→ **INPUT ROWS**:

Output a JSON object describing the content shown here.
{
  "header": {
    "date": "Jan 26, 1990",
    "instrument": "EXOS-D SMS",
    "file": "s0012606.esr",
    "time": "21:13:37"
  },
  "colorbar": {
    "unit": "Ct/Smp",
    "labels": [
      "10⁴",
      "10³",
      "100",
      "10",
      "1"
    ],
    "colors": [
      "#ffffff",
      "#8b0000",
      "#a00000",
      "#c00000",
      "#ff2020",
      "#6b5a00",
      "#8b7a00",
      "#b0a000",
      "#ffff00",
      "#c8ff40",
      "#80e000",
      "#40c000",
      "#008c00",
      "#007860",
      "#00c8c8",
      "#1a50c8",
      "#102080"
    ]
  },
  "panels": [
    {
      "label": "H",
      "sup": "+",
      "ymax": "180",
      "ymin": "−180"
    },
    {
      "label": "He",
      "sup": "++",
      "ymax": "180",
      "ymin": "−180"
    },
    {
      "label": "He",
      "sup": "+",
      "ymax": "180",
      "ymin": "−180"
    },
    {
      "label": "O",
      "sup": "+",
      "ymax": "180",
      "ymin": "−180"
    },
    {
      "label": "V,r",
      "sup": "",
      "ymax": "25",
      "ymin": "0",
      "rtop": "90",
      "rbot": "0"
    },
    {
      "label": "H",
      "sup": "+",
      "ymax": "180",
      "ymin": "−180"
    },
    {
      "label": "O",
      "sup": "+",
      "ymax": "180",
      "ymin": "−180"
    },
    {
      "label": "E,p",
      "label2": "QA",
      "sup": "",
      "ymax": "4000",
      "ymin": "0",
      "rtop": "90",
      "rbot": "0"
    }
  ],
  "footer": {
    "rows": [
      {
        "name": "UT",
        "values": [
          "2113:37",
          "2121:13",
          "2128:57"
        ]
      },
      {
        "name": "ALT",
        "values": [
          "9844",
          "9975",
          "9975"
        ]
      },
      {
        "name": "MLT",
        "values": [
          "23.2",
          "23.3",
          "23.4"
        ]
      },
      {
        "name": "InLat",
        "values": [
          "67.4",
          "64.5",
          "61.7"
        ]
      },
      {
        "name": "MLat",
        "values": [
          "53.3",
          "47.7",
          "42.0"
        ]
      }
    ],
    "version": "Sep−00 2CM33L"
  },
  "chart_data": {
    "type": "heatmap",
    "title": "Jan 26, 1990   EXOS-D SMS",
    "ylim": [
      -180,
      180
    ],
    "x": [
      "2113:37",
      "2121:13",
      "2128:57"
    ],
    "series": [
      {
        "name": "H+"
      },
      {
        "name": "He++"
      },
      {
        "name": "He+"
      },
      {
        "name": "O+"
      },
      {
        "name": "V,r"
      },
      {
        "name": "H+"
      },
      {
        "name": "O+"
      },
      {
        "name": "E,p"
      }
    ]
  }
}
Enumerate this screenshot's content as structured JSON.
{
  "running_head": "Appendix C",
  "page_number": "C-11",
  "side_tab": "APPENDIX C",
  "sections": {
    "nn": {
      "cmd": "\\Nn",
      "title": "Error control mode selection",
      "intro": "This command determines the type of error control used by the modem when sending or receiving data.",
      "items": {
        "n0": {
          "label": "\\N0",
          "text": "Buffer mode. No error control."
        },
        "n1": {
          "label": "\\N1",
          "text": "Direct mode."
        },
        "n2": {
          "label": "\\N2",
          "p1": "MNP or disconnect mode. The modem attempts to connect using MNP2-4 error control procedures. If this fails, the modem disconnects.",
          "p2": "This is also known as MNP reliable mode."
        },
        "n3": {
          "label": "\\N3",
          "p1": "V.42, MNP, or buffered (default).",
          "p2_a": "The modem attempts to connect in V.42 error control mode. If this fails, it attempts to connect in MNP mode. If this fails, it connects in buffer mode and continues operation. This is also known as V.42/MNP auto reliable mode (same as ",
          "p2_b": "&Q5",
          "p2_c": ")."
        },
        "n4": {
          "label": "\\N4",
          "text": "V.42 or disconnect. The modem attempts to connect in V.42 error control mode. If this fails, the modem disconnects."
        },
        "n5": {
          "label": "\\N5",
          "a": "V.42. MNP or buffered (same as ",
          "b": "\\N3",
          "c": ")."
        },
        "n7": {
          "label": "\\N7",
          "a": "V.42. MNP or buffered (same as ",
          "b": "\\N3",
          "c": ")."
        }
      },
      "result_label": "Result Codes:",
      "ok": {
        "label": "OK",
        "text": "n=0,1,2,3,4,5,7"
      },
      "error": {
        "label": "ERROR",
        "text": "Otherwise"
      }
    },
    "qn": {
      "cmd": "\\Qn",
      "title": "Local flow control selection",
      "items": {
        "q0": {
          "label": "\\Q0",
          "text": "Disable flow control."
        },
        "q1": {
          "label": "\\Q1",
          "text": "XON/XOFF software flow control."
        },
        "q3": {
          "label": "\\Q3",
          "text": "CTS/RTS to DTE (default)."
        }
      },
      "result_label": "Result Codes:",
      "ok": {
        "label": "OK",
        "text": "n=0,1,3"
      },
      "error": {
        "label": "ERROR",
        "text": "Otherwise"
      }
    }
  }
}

→ **WHAT THE EXERCISE ASKS**: Count each line with "connect" in it and report that figure by itself.

→ **REPLY TO THE EXERCISE**: 3